-- PROBLEM DESCRIPTION --
Give the count of lines in the data that include the string "should", with no added remarks.

-- SOURCE DATA --
+---+

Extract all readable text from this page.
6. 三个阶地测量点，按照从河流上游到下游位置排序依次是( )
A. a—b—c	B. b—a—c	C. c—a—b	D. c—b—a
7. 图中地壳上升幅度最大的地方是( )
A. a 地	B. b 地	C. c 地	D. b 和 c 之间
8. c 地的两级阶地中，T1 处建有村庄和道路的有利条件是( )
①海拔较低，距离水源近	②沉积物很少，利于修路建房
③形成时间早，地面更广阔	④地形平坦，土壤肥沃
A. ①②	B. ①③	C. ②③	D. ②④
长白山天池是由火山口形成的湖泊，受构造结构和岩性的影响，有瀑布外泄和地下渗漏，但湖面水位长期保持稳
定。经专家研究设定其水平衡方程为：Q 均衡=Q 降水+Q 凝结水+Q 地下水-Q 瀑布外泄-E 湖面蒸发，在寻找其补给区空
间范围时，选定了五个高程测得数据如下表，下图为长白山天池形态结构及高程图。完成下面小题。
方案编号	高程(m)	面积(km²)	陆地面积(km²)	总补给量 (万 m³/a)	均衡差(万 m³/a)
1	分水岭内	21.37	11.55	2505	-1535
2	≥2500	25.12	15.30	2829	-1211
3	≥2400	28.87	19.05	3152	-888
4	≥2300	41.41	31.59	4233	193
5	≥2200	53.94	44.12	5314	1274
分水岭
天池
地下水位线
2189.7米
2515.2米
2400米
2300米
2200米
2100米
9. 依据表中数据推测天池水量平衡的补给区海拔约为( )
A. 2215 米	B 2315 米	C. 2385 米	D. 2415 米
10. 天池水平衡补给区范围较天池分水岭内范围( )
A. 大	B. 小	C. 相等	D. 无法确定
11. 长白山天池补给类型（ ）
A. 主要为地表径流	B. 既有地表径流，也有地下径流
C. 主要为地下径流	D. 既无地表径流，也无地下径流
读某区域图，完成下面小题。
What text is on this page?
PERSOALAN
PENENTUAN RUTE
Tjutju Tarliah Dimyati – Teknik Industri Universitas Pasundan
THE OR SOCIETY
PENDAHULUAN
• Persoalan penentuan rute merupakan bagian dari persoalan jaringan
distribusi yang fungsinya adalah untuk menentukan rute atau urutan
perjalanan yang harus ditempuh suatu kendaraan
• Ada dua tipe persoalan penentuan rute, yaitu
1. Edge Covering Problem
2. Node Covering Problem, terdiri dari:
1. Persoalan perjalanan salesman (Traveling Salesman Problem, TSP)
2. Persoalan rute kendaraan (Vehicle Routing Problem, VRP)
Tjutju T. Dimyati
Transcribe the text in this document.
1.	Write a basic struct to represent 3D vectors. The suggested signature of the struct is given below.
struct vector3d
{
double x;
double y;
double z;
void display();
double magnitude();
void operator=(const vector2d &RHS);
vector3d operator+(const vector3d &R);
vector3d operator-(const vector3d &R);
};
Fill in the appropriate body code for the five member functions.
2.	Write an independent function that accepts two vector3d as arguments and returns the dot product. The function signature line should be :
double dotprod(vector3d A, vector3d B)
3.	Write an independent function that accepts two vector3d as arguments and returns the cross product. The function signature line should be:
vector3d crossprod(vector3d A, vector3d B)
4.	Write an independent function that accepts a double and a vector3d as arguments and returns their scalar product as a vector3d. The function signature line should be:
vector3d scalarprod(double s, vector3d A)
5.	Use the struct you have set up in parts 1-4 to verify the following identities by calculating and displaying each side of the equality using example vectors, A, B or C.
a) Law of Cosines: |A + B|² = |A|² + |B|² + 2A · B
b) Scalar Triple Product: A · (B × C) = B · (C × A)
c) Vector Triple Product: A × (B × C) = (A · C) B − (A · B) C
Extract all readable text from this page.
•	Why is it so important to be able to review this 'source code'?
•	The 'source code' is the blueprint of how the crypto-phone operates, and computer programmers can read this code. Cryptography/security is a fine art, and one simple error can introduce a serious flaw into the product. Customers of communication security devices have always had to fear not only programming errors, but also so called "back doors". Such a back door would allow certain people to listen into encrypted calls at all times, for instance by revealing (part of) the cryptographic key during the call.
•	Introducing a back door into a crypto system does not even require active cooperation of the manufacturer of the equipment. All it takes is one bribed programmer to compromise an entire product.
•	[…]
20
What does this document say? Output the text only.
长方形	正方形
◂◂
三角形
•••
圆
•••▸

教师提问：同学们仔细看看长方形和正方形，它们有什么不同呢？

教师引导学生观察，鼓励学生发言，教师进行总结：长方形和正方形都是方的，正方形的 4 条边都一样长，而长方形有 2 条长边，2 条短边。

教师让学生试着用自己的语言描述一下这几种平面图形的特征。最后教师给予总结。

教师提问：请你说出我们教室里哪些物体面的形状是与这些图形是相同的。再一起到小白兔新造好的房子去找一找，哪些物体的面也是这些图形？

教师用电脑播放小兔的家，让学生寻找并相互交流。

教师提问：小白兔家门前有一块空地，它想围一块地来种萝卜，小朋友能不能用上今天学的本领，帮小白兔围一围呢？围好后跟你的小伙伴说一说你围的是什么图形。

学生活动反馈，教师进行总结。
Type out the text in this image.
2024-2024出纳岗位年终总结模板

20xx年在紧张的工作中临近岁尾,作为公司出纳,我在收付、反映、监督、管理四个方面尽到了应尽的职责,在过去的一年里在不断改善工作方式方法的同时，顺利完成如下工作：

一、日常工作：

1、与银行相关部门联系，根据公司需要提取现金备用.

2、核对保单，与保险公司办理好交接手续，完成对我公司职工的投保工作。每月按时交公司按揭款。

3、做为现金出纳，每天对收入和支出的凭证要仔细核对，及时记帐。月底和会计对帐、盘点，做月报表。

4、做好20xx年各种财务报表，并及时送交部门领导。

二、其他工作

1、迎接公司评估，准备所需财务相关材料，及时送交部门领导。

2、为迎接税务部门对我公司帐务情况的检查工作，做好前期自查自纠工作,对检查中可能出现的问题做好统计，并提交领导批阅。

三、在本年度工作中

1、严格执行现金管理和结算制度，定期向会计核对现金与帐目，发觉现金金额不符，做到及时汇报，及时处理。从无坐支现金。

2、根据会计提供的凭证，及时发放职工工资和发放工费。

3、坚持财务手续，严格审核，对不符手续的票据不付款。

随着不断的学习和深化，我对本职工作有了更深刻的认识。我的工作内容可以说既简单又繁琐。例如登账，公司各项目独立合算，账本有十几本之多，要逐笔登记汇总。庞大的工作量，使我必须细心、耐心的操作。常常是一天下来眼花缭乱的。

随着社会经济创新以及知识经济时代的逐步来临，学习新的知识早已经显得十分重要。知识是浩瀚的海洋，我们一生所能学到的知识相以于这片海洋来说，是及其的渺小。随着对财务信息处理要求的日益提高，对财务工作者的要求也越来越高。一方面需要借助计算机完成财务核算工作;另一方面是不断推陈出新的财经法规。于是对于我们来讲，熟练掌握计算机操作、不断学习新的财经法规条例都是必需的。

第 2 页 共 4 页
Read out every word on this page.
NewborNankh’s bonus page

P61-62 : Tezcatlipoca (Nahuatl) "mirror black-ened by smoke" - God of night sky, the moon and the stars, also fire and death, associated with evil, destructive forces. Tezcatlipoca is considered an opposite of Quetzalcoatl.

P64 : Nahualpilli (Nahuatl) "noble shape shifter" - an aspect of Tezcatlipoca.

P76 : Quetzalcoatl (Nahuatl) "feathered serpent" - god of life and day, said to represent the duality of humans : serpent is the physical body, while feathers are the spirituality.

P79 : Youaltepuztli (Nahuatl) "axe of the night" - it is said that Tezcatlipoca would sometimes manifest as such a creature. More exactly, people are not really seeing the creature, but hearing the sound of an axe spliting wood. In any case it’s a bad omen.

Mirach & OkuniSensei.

+---+

-- REPLY TO THE TASK --
3